#### To do
Output the full listing again without altering anything.

#### Dataset records
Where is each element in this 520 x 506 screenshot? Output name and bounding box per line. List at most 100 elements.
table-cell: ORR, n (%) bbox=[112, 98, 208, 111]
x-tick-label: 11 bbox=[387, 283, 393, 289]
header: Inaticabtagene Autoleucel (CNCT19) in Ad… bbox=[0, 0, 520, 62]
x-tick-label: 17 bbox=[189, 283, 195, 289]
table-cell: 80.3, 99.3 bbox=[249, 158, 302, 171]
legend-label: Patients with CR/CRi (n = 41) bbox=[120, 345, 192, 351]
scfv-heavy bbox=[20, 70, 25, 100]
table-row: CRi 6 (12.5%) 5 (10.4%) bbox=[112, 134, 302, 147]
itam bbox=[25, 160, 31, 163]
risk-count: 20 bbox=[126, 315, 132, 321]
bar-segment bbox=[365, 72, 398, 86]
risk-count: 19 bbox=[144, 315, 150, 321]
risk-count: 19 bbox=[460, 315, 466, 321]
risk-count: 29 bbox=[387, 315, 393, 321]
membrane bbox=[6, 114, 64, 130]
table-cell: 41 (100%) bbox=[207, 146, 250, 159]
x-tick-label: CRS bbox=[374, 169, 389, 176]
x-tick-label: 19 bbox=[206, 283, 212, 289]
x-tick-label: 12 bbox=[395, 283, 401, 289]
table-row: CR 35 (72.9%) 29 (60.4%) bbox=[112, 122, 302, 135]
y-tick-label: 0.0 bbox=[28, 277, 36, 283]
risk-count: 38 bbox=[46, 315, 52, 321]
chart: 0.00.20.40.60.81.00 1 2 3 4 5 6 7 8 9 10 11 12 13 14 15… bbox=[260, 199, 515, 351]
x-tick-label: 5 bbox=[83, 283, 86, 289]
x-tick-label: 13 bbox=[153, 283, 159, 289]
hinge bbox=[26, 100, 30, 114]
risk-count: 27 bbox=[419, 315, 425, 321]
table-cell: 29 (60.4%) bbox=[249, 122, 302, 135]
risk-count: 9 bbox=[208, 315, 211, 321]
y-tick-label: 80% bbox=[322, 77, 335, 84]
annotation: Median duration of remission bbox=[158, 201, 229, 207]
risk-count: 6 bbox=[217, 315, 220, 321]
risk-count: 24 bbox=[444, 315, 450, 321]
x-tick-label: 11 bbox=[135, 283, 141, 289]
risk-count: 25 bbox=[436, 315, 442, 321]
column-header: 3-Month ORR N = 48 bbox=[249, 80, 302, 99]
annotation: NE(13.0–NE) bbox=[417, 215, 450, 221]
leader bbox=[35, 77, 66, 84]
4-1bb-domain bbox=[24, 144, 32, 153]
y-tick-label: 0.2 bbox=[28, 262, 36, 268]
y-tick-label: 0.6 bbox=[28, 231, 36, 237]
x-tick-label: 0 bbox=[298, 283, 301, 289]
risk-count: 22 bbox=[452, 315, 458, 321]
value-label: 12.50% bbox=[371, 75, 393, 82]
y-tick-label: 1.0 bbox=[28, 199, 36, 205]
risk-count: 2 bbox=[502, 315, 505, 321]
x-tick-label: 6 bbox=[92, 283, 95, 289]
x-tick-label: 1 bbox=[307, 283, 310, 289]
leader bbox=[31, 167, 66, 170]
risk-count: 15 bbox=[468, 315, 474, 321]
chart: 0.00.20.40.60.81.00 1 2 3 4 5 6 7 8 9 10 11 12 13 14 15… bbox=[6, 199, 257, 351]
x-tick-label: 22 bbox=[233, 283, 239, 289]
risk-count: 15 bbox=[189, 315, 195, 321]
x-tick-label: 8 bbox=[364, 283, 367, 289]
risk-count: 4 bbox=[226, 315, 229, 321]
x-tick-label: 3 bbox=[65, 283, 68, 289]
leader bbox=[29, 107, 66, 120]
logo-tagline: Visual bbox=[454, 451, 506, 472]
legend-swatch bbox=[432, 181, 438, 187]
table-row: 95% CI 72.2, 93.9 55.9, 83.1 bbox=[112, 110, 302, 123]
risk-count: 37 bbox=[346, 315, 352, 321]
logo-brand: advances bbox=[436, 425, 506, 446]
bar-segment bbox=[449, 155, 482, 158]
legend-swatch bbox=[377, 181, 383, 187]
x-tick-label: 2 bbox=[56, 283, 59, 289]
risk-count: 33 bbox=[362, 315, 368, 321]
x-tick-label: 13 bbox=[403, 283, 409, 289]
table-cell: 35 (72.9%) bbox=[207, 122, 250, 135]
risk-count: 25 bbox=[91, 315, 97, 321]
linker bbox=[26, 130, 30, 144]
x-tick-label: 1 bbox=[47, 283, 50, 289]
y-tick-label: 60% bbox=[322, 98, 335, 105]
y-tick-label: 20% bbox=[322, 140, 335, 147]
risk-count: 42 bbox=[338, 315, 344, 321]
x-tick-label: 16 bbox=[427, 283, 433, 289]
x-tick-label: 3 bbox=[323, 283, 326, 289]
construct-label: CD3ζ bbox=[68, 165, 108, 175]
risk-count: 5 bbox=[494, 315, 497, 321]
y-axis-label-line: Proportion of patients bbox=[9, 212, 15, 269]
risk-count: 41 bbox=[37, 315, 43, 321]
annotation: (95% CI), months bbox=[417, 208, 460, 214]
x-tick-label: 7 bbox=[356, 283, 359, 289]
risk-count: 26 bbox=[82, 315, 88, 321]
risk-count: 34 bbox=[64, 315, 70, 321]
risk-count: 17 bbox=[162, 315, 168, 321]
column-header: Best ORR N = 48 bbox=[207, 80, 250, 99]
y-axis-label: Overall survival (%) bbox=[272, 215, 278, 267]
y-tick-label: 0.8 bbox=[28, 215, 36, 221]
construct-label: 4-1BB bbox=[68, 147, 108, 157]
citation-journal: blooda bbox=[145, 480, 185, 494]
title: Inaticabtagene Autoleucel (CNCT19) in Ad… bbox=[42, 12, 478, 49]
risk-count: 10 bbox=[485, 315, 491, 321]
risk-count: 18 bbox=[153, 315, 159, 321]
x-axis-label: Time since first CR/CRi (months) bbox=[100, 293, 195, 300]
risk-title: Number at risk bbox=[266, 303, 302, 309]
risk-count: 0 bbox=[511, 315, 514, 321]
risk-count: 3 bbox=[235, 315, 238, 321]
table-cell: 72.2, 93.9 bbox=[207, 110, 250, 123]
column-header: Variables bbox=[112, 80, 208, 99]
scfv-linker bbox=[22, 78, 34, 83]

#### Solved exercise
Where is each element in this 520 x 506 screenshot? Output name and bounding box per line. List at most 100 elements.
table-cell: ORR, n (%) bbox=[112, 98, 208, 111]
x-tick-label: 11 bbox=[387, 283, 393, 289]
header: Inaticabtagene Autoleucel (CNCT19) in Ad… bbox=[0, 0, 520, 62]
x-tick-label: 17 bbox=[189, 283, 195, 289]
table-cell: 80.3, 99.3 bbox=[249, 158, 302, 171]
legend-label: Patients with CR/CRi (n = 41) bbox=[120, 345, 192, 351]
scfv-heavy bbox=[20, 70, 25, 100]
table-row: CRi 6 (12.5%) 5 (10.4%) bbox=[112, 134, 302, 147]
itam bbox=[25, 160, 31, 163]
risk-count: 20 bbox=[126, 315, 132, 321]
bar-segment bbox=[365, 72, 398, 86]
risk-count: 19 bbox=[144, 315, 150, 321]
risk-count: 19 bbox=[460, 315, 466, 321]
risk-count: 29 bbox=[387, 315, 393, 321]
membrane bbox=[6, 114, 64, 130]
table-cell: 41 (100%) bbox=[207, 146, 250, 159]
x-tick-label: CRS bbox=[374, 169, 389, 176]
x-tick-label: 19 bbox=[206, 283, 212, 289]
x-tick-label: 12 bbox=[395, 283, 401, 289]
table-row: CR 35 (72.9%) 29 (60.4%) bbox=[112, 122, 302, 135]
y-tick-label: 0.0 bbox=[28, 277, 36, 283]
risk-count: 38 bbox=[46, 315, 52, 321]
chart: 0.00.20.40.60.81.00 1 2 3 4 5 6 7 8 9 10 11 12 13 14 15… bbox=[260, 199, 515, 351]
x-tick-label: 5 bbox=[83, 283, 86, 289]
x-tick-label: 13 bbox=[153, 283, 159, 289]
hinge bbox=[26, 100, 30, 114]
risk-count: 27 bbox=[419, 315, 425, 321]
table-cell: 29 (60.4%) bbox=[249, 122, 302, 135]
risk-count: 9 bbox=[208, 315, 211, 321]
y-tick-label: 80% bbox=[322, 77, 335, 84]
annotation: Median duration of remission bbox=[158, 201, 229, 207]
risk-count: 6 bbox=[217, 315, 220, 321]
risk-count: 24 bbox=[444, 315, 450, 321]
x-tick-label: 11 bbox=[135, 283, 141, 289]
risk-count: 25 bbox=[436, 315, 442, 321]
column-header: 3-Month ORR N = 48 bbox=[249, 80, 302, 99]
annotation: NE(13.0–NE) bbox=[417, 215, 450, 221]
leader bbox=[35, 77, 66, 84]
4-1bb-domain bbox=[24, 144, 32, 153]
y-tick-label: 0.2 bbox=[28, 262, 36, 268]
y-tick-label: 0.6 bbox=[28, 231, 36, 237]
x-tick-label: 0 bbox=[298, 283, 301, 289]
risk-count: 22 bbox=[452, 315, 458, 321]
value-label: 12.50% bbox=[371, 75, 393, 82]
y-tick-label: 1.0 bbox=[28, 199, 36, 205]
risk-count: 2 bbox=[502, 315, 505, 321]
x-tick-label: 6 bbox=[92, 283, 95, 289]
x-tick-label: 1 bbox=[307, 283, 310, 289]
leader bbox=[31, 167, 66, 170]
risk-count: 15 bbox=[468, 315, 474, 321]
chart: 0.00.20.40.60.81.00 1 2 3 4 5 6 7 8 9 10 11 12 13 14 15… bbox=[6, 199, 257, 351]
x-tick-label: 22 bbox=[233, 283, 239, 289]
risk-count: 15 bbox=[189, 315, 195, 321]
x-tick-label: 8 bbox=[364, 283, 367, 289]
risk-count: 4 bbox=[226, 315, 229, 321]
x-tick-label: 3 bbox=[65, 283, 68, 289]
leader bbox=[29, 107, 66, 120]
logo-tagline: Visual bbox=[454, 451, 506, 472]
legend-swatch bbox=[432, 181, 438, 187]
table-row: 95% CI 72.2, 93.9 55.9, 83.1 bbox=[112, 110, 302, 123]
risk-count: 37 bbox=[346, 315, 352, 321]
logo-brand: advances bbox=[436, 425, 506, 446]
bar-segment bbox=[449, 155, 482, 158]
legend-swatch bbox=[377, 181, 383, 187]
x-tick-label: 2 bbox=[56, 283, 59, 289]
risk-count: 33 bbox=[362, 315, 368, 321]
x-tick-label: 13 bbox=[403, 283, 409, 289]
table-cell: 35 (72.9%) bbox=[207, 122, 250, 135]
risk-count: 25 bbox=[91, 315, 97, 321]
linker bbox=[26, 130, 30, 144]
x-tick-label: 1 bbox=[47, 283, 50, 289]
y-tick-label: 60% bbox=[322, 98, 335, 105]
y-tick-label: 20% bbox=[322, 140, 335, 147]
risk-count: 42 bbox=[338, 315, 344, 321]
x-tick-label: 16 bbox=[427, 283, 433, 289]
x-tick-label: 3 bbox=[323, 283, 326, 289]
construct-label: CD3ζ bbox=[68, 165, 108, 175]
risk-count: 5 bbox=[494, 315, 497, 321]
y-axis-label-line: Proportion of patients bbox=[9, 212, 15, 269]
risk-count: 41 bbox=[37, 315, 43, 321]
annotation: (95% CI), months bbox=[417, 208, 460, 214]
x-tick-label: 7 bbox=[356, 283, 359, 289]
risk-count: 26 bbox=[82, 315, 88, 321]
risk-count: 34 bbox=[64, 315, 70, 321]
risk-count: 17 bbox=[162, 315, 168, 321]
column-header: Best ORR N = 48 bbox=[207, 80, 250, 99]
y-axis-label: Overall survival (%) bbox=[272, 215, 278, 267]
y-tick-label: 0.8 bbox=[28, 215, 36, 221]
construct-label: 4-1BB bbox=[68, 147, 108, 157]
citation-journal: blooda bbox=[145, 480, 185, 494]
title: Inaticabtagene Autoleucel (CNCT19) in Ad… bbox=[42, 12, 478, 49]
risk-count: 10 bbox=[485, 315, 491, 321]
risk-count: 18 bbox=[153, 315, 159, 321]
x-axis-label: Time since first CR/CRi (months) bbox=[100, 293, 195, 300]
risk-title: Number at risk bbox=[266, 303, 302, 309]
risk-count: 0 bbox=[511, 315, 514, 321]
risk-count: 3 bbox=[235, 315, 238, 321]
table-cell: 72.2, 93.9 bbox=[207, 110, 250, 123]
column-header: Variables bbox=[112, 80, 208, 99]
scfv-linker bbox=[22, 78, 34, 83]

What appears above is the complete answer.